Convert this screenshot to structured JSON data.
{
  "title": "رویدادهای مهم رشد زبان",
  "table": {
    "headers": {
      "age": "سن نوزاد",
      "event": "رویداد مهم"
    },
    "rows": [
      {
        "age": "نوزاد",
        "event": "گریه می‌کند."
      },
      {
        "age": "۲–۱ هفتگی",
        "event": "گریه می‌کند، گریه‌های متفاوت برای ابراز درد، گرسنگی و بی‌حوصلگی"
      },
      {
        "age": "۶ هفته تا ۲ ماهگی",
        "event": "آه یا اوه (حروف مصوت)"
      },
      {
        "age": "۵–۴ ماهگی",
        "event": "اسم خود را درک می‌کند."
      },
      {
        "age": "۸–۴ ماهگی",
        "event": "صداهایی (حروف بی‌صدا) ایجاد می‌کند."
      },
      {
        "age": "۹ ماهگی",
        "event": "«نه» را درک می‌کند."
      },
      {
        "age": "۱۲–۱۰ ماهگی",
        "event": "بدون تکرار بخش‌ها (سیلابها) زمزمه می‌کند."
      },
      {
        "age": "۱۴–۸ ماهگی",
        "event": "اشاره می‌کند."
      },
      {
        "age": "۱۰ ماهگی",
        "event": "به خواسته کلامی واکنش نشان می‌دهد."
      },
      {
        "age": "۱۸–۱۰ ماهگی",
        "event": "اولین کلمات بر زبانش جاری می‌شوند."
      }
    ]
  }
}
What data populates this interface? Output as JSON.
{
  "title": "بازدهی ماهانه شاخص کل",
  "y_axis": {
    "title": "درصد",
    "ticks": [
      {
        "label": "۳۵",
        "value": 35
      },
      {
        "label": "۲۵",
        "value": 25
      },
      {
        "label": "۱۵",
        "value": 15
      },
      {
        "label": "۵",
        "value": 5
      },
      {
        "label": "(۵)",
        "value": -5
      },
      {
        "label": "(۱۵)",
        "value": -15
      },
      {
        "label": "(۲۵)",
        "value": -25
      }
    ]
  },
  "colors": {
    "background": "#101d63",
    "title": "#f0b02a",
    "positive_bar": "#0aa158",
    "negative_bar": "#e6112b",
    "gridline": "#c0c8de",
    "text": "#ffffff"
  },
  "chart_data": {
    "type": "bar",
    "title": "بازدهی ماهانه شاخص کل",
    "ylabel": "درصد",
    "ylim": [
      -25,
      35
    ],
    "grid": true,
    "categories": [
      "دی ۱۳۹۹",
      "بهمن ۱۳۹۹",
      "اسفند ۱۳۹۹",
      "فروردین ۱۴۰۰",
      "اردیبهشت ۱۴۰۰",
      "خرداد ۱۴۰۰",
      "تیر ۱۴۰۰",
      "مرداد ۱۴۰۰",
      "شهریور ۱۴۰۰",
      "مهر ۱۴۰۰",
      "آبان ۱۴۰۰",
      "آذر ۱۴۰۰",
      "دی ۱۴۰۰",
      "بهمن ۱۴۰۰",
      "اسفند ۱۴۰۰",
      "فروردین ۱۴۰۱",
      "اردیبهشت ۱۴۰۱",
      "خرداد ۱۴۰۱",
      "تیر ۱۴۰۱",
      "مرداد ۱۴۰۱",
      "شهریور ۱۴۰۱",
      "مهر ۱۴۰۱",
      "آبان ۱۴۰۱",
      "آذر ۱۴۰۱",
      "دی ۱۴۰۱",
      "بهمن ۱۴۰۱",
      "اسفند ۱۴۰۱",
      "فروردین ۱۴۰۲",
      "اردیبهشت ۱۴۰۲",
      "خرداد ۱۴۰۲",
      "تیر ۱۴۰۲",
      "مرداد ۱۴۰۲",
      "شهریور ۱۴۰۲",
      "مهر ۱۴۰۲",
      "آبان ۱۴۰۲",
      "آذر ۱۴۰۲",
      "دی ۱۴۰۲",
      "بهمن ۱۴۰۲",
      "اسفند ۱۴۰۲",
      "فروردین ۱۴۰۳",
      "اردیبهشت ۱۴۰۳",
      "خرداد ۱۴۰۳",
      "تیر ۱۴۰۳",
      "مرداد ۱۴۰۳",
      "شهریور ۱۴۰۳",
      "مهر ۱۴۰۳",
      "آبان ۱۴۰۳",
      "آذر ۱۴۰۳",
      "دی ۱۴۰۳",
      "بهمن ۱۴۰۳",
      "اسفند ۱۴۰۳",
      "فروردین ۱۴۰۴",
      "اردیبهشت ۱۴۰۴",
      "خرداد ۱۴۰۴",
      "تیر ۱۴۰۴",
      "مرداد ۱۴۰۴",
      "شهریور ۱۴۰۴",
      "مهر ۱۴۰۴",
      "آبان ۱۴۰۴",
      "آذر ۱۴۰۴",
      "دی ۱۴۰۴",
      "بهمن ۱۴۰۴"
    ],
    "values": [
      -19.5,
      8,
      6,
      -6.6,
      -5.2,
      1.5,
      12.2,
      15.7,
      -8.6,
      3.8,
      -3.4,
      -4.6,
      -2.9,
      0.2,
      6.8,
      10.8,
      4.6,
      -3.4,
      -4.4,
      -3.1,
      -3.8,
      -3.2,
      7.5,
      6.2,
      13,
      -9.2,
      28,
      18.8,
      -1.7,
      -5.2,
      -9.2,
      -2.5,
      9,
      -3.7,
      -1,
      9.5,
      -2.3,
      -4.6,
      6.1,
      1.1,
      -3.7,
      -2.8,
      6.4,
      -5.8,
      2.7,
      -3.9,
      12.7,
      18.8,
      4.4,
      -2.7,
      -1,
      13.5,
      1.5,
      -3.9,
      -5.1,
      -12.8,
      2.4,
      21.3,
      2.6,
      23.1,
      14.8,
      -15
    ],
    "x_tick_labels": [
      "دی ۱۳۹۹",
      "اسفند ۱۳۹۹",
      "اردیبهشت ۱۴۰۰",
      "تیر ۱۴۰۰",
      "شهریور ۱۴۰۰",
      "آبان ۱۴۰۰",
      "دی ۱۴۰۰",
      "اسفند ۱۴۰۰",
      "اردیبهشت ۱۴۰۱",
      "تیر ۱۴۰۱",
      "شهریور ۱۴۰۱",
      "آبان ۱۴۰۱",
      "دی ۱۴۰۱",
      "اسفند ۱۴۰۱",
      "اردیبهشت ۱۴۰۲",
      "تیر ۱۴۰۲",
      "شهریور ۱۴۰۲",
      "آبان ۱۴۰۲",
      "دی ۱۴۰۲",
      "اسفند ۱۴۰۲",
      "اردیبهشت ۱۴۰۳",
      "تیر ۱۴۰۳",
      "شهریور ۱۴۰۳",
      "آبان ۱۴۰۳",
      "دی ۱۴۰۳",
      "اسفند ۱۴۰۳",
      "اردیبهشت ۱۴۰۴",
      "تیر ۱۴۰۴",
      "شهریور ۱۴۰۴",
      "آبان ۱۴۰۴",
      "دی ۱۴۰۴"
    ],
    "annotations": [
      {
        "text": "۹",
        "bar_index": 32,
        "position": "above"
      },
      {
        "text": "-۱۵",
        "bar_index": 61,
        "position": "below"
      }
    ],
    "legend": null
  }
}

━━━━

__Task to complete__: Every entry must be output again, exactly as written above.

__Reply__:
Convert this screenshot to structured JSON data.
{
  "title": "رویدادهای مهم رشد زبان",
  "table": {
    "headers": {
      "age": "سن نوزاد",
      "event": "رویداد مهم"
    },
    "rows": [
      {
        "age": "نوزاد",
        "event": "گریه می‌کند."
      },
      {
        "age": "۲–۱ هفتگی",
        "event": "گریه می‌کند، گریه‌های متفاوت برای ابراز درد، گرسنگی و بی‌حوصلگی"
      },
      {
        "age": "۶ هفته تا ۲ ماهگی",
        "event": "آه یا اوه (حروف مصوت)"
      },
      {
        "age": "۵–۴ ماهگی",
        "event": "اسم خود را درک می‌کند."
      },
      {
        "age": "۸–۴ ماهگی",
        "event": "صداهایی (حروف بی‌صدا) ایجاد می‌کند."
      },
      {
        "age": "۹ ماهگی",
        "event": "«نه» را درک می‌کند."
      },
      {
        "age": "۱۲–۱۰ ماهگی",
        "event": "بدون تکرار بخش‌ها (سیلابها) زمزمه می‌کند."
      },
      {
        "age": "۱۴–۸ ماهگی",
        "event": "اشاره می‌کند."
      },
      {
        "age": "۱۰ ماهگی",
        "event": "به خواسته کلامی واکنش نشان می‌دهد."
      },
      {
        "age": "۱۸–۱۰ ماهگی",
        "event": "اولین کلمات بر زبانش جاری می‌شوند."
      }
    ]
  }
}
What data populates this interface? Output as JSON.
{
  "title": "بازدهی ماهانه شاخص کل",
  "y_axis": {
    "title": "درصد",
    "ticks": [
      {
        "label": "۳۵",
        "value": 35
      },
      {
        "label": "۲۵",
        "value": 25
      },
      {
        "label": "۱۵",
        "value": 15
      },
      {
        "label": "۵",
        "value": 5
      },
      {
        "label": "(۵)",
        "value": -5
      },
      {
        "label": "(۱۵)",
        "value": -15
      },
      {
        "label": "(۲۵)",
        "value": -25
      }
    ]
  },
  "colors": {
    "background": "#101d63",
    "title": "#f0b02a",
    "positive_bar": "#0aa158",
    "negative_bar": "#e6112b",
    "gridline": "#c0c8de",
    "text": "#ffffff"
  },
  "chart_data": {
    "type": "bar",
    "title": "بازدهی ماهانه شاخص کل",
    "ylabel": "درصد",
    "ylim": [
      -25,
      35
    ],
    "grid": true,
    "categories": [
      "دی ۱۳۹۹",
      "بهمن ۱۳۹۹",
      "اسفند ۱۳۹۹",
      "فروردین ۱۴۰۰",
      "اردیبهشت ۱۴۰۰",
      "خرداد ۱۴۰۰",
      "تیر ۱۴۰۰",
      "مرداد ۱۴۰۰",
      "شهریور ۱۴۰۰",
      "مهر ۱۴۰۰",
      "آبان ۱۴۰۰",
      "آذر ۱۴۰۰",
      "دی ۱۴۰۰",
      "بهمن ۱۴۰۰",
      "اسفند ۱۴۰۰",
      "فروردین ۱۴۰۱",
      "اردیبهشت ۱۴۰۱",
      "خرداد ۱۴۰۱",
      "تیر ۱۴۰۱",
      "مرداد ۱۴۰۱",
      "شهریور ۱۴۰۱",
      "مهر ۱۴۰۱",
      "آبان ۱۴۰۱",
      "آذر ۱۴۰۱",
      "دی ۱۴۰۱",
      "بهمن ۱۴۰۱",
      "اسفند ۱۴۰۱",
      "فروردین ۱۴۰۲",
      "اردیبهشت ۱۴۰۲",
      "خرداد ۱۴۰۲",
      "تیر ۱۴۰۲",
      "مرداد ۱۴۰۲",
      "شهریور ۱۴۰۲",
      "مهر ۱۴۰۲",
      "آبان ۱۴۰۲",
      "آذر ۱۴۰۲",
      "دی ۱۴۰۲",
      "بهمن ۱۴۰۲",
      "اسفند ۱۴۰۲",
      "فروردین ۱۴۰۳",
      "اردیبهشت ۱۴۰۳",
      "خرداد ۱۴۰۳",
      "تیر ۱۴۰۳",
      "مرداد ۱۴۰۳",
      "شهریور ۱۴۰۳",
      "مهر ۱۴۰۳",
      "آبان ۱۴۰۳",
      "آذر ۱۴۰۳",
      "دی ۱۴۰۳",
      "بهمن ۱۴۰۳",
      "اسفند ۱۴۰۳",
      "فروردین ۱۴۰۴",
      "اردیبهشت ۱۴۰۴",
      "خرداد ۱۴۰۴",
      "تیر ۱۴۰۴",
      "مرداد ۱۴۰۴",
      "شهریور ۱۴۰۴",
      "مهر ۱۴۰۴",
      "آبان ۱۴۰۴",
      "آذر ۱۴۰۴",
      "دی ۱۴۰۴",
      "بهمن ۱۴۰۴"
    ],
    "values": [
      -19.5,
      8,
      6,
      -6.6,
      -5.2,
      1.5,
      12.2,
      15.7,
      -8.6,
      3.8,
      -3.4,
      -4.6,
      -2.9,
      0.2,
      6.8,
      10.8,
      4.6,
      -3.4,
      -4.4,
      -3.1,
      -3.8,
      -3.2,
      7.5,
      6.2,
      13,
      -9.2,
      28,
      18.8,
      -1.7,
      -5.2,
      -9.2,
      -2.5,
      9,
      -3.7,
      -1,
      9.5,
      -2.3,
      -4.6,
      6.1,
      1.1,
      -3.7,
      -2.8,
      6.4,
      -5.8,
      2.7,
      -3.9,
      12.7,
      18.8,
      4.4,
      -2.7,
      -1,
      13.5,
      1.5,
      -3.9,
      -5.1,
      -12.8,
      2.4,
      21.3,
      2.6,
      23.1,
      14.8,
      -15
    ],
    "x_tick_labels": [
      "دی ۱۳۹۹",
      "اسفند ۱۳۹۹",
      "اردیبهشت ۱۴۰۰",
      "تیر ۱۴۰۰",
      "شهریور ۱۴۰۰",
      "آبان ۱۴۰۰",
      "دی ۱۴۰۰",
      "اسفند ۱۴۰۰",
      "اردیبهشت ۱۴۰۱",
      "تیر ۱۴۰۱",
      "شهریور ۱۴۰۱",
      "آبان ۱۴۰۱",
      "دی ۱۴۰۱",
      "اسفند ۱۴۰۱",
      "اردیبهشت ۱۴۰۲",
      "تیر ۱۴۰۲",
      "شهریور ۱۴۰۲",
      "آبان ۱۴۰۲",
      "دی ۱۴۰۲",
      "اسفند ۱۴۰۲",
      "اردیبهشت ۱۴۰۳",
      "تیر ۱۴۰۳",
      "شهریور ۱۴۰۳",
      "آبان ۱۴۰۳",
      "دی ۱۴۰۳",
      "اسفند ۱۴۰۳",
      "اردیبهشت ۱۴۰۴",
      "تیر ۱۴۰۴",
      "شهریور ۱۴۰۴",
      "آبان ۱۴۰۴",
      "دی ۱۴۰۴"
    ],
    "annotations": [
      {
        "text": "۹",
        "bar_index": 32,
        "position": "above"
      },
      {
        "text": "-۱۵",
        "bar_index": 61,
        "position": "below"
      }
    ],
    "legend": null
  }
}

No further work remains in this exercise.